-------- Document excerpt --------

Drag & drop (tabbar, panels), data grid and others are slow when many DOM nodes are present
krassowski opened this issue · 3 comments
Description
Drag.overrideCursor
sets a cursor and a class on the document.body
:
lumino/packages/dragdrop/src/index.ts
Lines 762 to 812 in a1df432
It is used by a number of places:
- in data grid (DataGrid):
- by BasicMouseHandler in on mouse down handler
- by scrollbars when clicking on them (on mouse down event handler)
- for drag-and-drop which is used in JupyterLab File Browser and when moving Cells in Notebooks
- for drag-and-drop implementation in lumino widgets: dockpanel, splitpanel and tabbar
In Chromium, there is a bug: Issue 664066: Change global cursor without recalculating style which causes exactly this action to recalculate styles of every single element in the document.
A freeze is also observable in Firefox, however there the Style Recalculation is 4 times faster (~250ms vs ~1.7 seconds).
Reproduce (in JupyterLab)

--------

| Assigned task 1 |
Copy the stretch of the drag-and-drop performance issue from "- for drag-and-drop which" through "vs ~1.7 seconds).".
| Assigned task 2 |
According to the drag-and-drop performance issue, how long does style recalculation take in Firefox compared with Chromium?

-------- Excerpted records --------

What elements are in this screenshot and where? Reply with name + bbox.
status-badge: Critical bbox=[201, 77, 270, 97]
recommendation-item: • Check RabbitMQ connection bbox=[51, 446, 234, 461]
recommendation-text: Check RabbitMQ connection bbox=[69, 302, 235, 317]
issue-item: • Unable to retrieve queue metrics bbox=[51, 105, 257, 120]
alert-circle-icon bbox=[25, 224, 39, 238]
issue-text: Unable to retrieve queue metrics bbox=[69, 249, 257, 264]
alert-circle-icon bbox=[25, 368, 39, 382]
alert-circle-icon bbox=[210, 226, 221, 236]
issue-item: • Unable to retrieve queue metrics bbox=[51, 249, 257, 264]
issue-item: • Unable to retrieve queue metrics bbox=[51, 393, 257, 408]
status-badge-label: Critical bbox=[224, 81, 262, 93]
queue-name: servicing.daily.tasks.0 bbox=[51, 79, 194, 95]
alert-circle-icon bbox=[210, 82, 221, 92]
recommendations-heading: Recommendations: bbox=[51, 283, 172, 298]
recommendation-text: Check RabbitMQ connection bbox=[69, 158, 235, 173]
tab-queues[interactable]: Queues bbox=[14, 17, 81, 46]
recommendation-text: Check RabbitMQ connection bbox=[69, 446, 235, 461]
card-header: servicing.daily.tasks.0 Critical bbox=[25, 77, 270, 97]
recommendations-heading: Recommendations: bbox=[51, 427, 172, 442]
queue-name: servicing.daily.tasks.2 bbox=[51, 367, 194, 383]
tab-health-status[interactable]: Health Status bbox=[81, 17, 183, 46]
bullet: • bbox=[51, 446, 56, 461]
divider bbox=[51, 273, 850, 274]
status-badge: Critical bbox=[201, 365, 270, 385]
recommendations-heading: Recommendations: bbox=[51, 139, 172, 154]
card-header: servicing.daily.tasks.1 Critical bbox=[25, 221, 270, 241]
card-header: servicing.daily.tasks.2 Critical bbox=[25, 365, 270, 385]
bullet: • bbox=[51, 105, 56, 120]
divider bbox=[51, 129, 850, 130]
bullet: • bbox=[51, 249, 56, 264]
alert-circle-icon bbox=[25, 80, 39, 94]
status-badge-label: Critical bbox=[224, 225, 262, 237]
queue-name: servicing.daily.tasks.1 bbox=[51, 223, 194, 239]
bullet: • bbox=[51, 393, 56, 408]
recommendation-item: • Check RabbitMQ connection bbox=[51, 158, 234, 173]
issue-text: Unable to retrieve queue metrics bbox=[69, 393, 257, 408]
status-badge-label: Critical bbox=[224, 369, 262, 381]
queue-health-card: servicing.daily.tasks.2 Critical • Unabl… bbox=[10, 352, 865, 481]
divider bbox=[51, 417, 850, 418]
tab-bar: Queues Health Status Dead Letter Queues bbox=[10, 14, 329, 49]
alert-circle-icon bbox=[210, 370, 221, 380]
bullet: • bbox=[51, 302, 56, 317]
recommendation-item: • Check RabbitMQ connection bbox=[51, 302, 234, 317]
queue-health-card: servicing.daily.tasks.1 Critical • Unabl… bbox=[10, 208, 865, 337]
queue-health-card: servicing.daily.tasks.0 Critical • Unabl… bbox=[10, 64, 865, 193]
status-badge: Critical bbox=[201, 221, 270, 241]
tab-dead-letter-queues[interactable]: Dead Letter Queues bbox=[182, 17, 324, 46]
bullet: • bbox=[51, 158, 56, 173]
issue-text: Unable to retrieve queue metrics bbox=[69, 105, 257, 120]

--------

| Task output 1 |
- for drag-and-drop which is used in JupyterLab File Browser and when moving Cells in Notebooks
- for drag-and-drop implementation in lumino widgets: dockpanel, splitpanel and tabbar
In Chromium, there is a bug: Issue 664066: Change global cursor without recalculating style which causes exactly this action to recalculate styles of every single element in the document.
A freeze is also observable in Firefox, however there the Style Recalculation is 4 times faster (~250ms vs ~1.7 seconds).

| Task output 2 |
About 250ms in Firefox versus about 1.7 seconds in Chromium, roughly 4 times faster.